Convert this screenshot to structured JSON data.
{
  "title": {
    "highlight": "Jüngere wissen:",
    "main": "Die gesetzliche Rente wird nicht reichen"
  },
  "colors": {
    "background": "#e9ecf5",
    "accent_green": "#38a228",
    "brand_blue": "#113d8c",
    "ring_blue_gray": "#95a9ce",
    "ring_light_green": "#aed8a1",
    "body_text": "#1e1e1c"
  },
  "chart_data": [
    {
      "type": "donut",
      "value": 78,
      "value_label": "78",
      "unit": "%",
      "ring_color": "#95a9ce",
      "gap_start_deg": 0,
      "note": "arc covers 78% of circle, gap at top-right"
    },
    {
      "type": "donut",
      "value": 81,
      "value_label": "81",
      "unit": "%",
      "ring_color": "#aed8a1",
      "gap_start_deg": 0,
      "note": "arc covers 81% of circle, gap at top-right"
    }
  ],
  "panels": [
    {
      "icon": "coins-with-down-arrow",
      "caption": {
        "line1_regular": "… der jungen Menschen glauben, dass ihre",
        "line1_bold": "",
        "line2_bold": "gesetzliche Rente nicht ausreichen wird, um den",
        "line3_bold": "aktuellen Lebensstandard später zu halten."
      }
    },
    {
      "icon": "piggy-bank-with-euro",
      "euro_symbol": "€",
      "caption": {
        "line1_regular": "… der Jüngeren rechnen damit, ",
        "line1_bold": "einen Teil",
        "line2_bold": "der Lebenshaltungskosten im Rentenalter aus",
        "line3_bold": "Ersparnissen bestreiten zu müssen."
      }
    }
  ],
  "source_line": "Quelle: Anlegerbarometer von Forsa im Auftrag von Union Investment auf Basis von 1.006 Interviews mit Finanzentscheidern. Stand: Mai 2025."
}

...

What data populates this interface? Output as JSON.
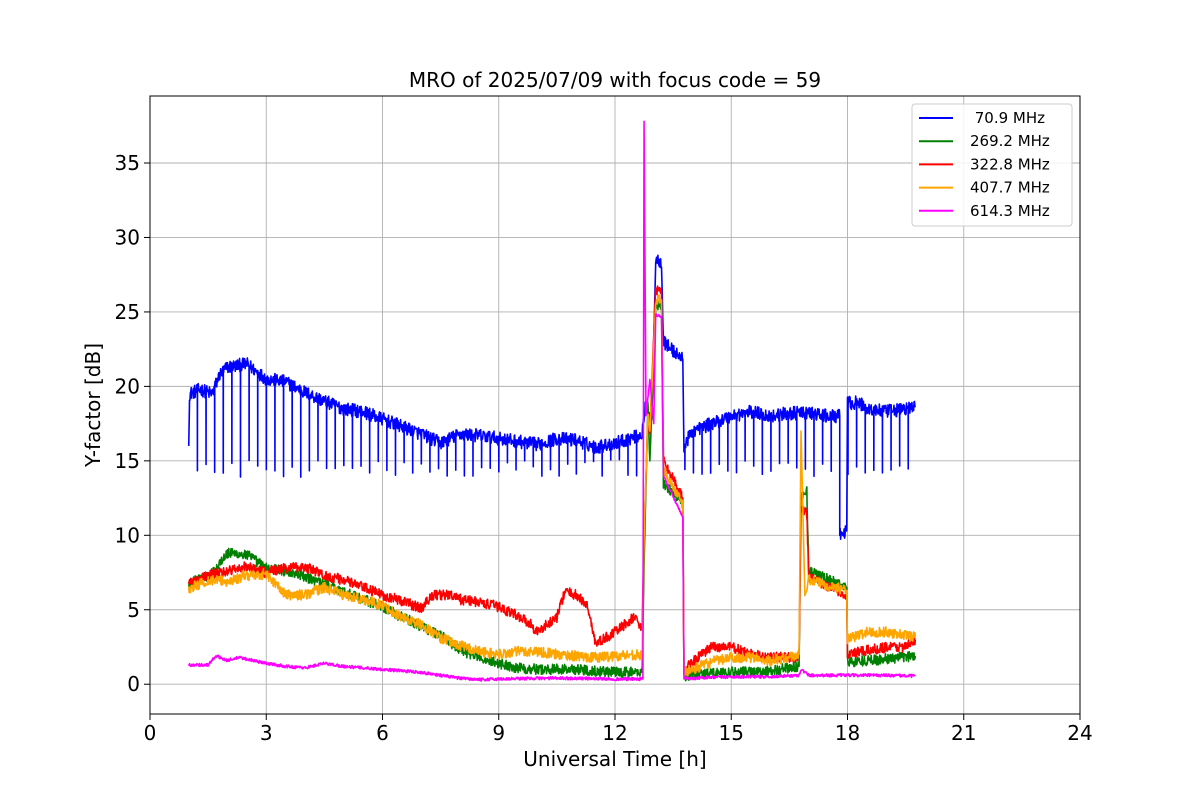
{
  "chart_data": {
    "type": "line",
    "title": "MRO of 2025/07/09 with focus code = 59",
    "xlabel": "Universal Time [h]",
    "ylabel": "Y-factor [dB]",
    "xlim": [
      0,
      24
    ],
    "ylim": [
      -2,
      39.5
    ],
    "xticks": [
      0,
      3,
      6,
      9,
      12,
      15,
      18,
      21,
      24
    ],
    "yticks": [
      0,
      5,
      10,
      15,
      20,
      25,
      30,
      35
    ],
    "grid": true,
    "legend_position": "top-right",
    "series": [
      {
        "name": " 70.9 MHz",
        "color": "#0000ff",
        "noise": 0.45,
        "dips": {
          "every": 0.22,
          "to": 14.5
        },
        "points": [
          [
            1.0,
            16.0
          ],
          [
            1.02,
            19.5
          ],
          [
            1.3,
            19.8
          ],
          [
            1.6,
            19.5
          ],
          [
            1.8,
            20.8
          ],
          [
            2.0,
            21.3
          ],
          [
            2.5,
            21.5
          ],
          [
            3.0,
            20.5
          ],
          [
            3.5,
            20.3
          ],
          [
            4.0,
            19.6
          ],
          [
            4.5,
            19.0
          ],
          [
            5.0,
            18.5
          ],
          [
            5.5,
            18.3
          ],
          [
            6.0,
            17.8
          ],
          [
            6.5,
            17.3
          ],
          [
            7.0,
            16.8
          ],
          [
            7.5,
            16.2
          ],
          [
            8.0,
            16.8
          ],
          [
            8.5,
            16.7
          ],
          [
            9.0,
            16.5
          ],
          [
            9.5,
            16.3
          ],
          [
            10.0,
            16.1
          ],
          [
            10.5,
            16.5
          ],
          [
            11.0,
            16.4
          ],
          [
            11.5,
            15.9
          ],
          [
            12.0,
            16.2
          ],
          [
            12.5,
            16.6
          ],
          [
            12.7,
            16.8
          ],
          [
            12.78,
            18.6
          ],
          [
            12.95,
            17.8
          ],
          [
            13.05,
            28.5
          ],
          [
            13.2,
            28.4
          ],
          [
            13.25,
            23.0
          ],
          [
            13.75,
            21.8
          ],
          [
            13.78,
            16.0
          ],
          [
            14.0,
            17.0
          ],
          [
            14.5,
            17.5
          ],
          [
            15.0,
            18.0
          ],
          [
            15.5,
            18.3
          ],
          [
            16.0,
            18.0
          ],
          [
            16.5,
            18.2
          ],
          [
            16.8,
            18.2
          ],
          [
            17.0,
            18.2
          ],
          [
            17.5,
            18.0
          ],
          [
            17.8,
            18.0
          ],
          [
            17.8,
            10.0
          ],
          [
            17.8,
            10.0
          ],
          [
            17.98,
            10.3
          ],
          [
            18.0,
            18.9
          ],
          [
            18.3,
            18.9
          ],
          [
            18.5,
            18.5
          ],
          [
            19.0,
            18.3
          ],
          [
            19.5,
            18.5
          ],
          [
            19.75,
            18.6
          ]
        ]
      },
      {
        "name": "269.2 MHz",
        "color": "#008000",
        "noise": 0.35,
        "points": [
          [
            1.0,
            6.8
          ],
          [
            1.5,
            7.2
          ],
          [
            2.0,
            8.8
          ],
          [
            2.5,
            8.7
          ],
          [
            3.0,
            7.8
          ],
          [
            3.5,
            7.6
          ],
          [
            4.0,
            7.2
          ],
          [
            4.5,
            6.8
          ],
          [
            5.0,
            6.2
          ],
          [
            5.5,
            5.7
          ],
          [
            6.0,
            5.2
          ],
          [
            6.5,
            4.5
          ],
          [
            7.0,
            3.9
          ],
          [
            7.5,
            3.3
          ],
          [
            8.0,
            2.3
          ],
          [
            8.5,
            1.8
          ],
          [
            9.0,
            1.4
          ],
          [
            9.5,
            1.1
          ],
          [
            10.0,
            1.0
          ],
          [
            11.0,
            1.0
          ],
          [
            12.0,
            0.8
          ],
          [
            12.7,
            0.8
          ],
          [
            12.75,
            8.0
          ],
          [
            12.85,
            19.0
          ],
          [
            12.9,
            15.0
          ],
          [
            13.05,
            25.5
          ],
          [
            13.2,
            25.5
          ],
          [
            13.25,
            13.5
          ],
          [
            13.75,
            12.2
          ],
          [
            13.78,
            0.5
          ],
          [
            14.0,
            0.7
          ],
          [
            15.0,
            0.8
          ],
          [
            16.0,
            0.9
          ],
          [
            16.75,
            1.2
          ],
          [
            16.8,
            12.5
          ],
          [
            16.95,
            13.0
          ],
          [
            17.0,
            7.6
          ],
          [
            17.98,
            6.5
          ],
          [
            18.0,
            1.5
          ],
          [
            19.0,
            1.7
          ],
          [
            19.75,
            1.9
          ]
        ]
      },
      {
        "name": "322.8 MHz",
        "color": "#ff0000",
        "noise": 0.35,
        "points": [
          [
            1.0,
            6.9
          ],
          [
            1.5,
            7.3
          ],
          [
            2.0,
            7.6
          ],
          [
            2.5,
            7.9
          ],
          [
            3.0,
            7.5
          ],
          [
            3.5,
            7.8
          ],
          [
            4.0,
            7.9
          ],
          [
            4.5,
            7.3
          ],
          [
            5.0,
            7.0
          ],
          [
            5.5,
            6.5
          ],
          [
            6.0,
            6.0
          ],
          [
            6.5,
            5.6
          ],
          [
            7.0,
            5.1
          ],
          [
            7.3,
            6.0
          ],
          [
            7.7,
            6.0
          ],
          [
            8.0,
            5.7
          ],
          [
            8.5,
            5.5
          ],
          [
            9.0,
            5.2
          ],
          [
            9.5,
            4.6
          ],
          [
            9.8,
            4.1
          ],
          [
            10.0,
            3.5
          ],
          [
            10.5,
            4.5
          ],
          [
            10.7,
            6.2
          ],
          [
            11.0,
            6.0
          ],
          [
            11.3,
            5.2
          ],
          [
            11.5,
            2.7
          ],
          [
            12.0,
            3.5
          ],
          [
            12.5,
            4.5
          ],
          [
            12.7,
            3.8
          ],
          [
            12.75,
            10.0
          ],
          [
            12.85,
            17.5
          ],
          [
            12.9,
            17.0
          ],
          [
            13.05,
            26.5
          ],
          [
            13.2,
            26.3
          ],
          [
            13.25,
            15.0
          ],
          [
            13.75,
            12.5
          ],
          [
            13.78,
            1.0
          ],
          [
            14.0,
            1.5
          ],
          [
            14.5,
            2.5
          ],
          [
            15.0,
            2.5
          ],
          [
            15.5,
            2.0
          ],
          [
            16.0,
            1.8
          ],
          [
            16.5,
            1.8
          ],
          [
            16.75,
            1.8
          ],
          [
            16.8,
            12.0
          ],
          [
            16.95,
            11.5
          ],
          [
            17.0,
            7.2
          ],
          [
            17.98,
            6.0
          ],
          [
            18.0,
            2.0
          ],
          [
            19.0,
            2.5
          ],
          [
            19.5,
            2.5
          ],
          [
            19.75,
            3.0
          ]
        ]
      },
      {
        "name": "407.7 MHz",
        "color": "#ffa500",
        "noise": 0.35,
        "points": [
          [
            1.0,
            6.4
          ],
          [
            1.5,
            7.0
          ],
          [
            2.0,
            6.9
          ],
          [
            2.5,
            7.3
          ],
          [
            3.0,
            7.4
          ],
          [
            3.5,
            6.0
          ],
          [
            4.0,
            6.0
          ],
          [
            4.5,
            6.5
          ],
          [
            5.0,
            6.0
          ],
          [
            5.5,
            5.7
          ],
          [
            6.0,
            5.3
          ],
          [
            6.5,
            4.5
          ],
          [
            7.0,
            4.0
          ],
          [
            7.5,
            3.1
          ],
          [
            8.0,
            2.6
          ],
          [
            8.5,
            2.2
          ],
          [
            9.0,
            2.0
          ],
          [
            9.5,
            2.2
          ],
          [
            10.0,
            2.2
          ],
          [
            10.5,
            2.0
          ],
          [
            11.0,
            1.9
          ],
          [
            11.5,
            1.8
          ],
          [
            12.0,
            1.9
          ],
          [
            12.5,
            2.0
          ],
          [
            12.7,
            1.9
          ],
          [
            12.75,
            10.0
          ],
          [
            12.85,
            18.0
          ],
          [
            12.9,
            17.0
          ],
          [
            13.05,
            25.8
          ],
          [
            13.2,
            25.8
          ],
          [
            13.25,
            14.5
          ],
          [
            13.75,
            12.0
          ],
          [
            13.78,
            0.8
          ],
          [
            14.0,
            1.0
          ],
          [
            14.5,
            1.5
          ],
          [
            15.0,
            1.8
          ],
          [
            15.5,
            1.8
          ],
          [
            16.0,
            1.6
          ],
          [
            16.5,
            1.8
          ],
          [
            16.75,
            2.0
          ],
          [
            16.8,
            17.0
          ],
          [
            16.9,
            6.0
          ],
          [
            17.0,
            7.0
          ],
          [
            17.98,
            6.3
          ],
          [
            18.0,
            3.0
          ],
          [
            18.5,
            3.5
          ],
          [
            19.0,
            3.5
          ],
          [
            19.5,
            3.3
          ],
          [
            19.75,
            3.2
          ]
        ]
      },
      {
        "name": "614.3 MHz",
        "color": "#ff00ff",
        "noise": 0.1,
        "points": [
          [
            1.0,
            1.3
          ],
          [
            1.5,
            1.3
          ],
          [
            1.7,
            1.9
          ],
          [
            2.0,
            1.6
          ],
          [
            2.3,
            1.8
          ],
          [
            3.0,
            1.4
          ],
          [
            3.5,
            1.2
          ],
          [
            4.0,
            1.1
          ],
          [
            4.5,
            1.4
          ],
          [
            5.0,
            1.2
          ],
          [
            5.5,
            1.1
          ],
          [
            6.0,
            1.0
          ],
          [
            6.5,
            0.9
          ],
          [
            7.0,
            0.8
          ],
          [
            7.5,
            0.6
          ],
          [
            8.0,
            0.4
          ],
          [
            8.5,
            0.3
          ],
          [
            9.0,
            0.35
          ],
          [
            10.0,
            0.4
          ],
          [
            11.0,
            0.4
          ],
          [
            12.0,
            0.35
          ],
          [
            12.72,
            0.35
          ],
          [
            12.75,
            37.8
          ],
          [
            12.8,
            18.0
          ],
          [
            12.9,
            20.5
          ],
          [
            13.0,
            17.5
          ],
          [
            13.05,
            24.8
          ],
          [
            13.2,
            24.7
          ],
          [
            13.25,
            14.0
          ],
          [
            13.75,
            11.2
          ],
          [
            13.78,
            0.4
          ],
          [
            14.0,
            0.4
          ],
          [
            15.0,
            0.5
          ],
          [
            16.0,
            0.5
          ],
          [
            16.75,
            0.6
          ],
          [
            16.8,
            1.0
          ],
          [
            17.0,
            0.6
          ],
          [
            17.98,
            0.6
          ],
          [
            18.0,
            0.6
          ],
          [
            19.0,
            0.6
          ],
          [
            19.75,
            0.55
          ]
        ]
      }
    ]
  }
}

▶ TASK OBJECTIVE: Say how many lines of the data include the word "with". Nothing other than the number should be given.

▶ RESPONSE BELOW: 3